:: Task objective ::
Among the records below, find each line that includes the string "是否降息要根据" and copy it.
##############################
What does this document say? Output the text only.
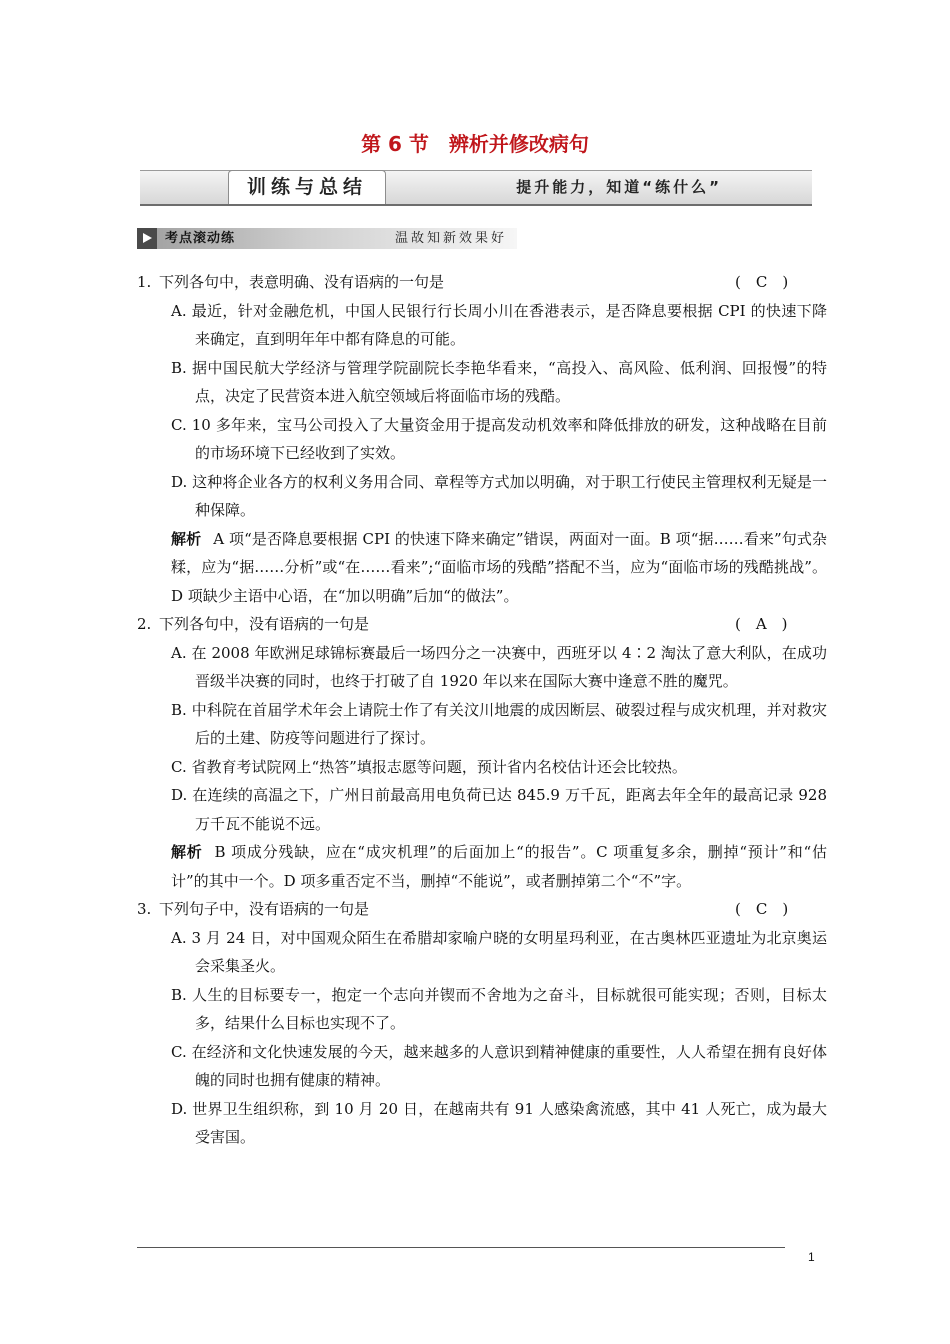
第 6 节　辨析并修改病句
训练与总结	提升能力，知道“练什么”
考点滚动练	温故知新效果好
1. 下列各句中，表意明确、没有语病的一句是	(　C　)
A. 最近，针对金融危机，中国人民银行行长周小川在香港表示，是否降息要根据 CPI 的快速下降来确定，直到明年年中都有降息的可能。
B. 据中国民航大学经济与管理学院副院长李艳华看来，“高投入、高风险、低利润、回报慢”的特点，决定了民营资本进入航空领域后将面临市场的残酷。
C. 10 多年来，宝马公司投入了大量资金用于提高发动机效率和降低排放的研发，这种战略在目前的市场环境下已经收到了实效。
D. 这种将企业各方的权利义务用合同、章程等方式加以明确，对于职工行使民主管理权利无疑是一种保障。
解析 A 项“是否降息要根据 CPI 的快速下降来确定”错误，两面对一面。B 项“据……看来”句式杂糅，应为“据……分析”或“在……看来”;“面临市场的残酷”搭配不当，应为“面临市场的残酷挑战”。D 项缺少主语中心语，在“加以明确”后加“的做法”。
2. 下列各句中，没有语病的一句是	(　A　)
A. 在 2008 年欧洲足球锦标赛最后一场四分之一决赛中，西班牙以 4∶2 淘汰了意大利队，在成功晋级半决赛的同时，也终于打破了自 1920 年以来在国际大赛中逢意不胜的魔咒。
B. 中科院在首届学术年会上请院士作了有关汶川地震的成因断层、破裂过程与成灾机理，并对救灾后的土建、防疫等问题进行了探讨。
C. 省教育考试院网上“热答”填报志愿等问题，预计省内名校估计还会比较热。
D. 在连续的高温之下，广州日前最高用电负荷已达 845.9 万千瓦，距离去年全年的最高记录 928 万千瓦不能说不远。
解析 B 项成分残缺，应在“成灾机理”的后面加上“的报告”。C 项重复多余，删掉“预计”和“估计”的其中一个。D 项多重否定不当，删掉“不能说”，或者删掉第二个“不”字。
3. 下列句子中，没有语病的一句是	(　C　)
A. 3 月 24 日，对中国观众陌生在希腊却家喻户晓的女明星玛利亚，在古奥林匹亚遗址为北京奥运会采集圣火。
B. 人生的目标要专一，抱定一个志向并锲而不舍地为之奋斗，目标就很可能实现；否则，目标太多，结果什么目标也实现不了。
C. 在经济和文化快速发展的今天，越来越多的人意识到精神健康的重要性，人人希望在拥有良好体魄的同时也拥有健康的精神。
D. 世界卫生组织称，到 10 月 20 日，在越南共有 91 人感染禽流感，其中 41 人死亡，成为最大受害国。
1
##############################
:: Finished exercise ::
A. 最近，针对金融危机，中国人民银行行长周小川在香港表示，是否降息要根据 CPI 的快速下降来确定，直到明年年中都有降息的可能。
解析 A 项“是否降息要根据 CPI 的快速下降来确定”错误，两面对一面。B 项“据……看来”句式杂糅，应为“据……分析”或“在……看来”;“面临市场的残酷”搭配不当，应为“面临市场的残酷挑战”。D 项缺少主语中心语，在“加以明确”后加“的做法”。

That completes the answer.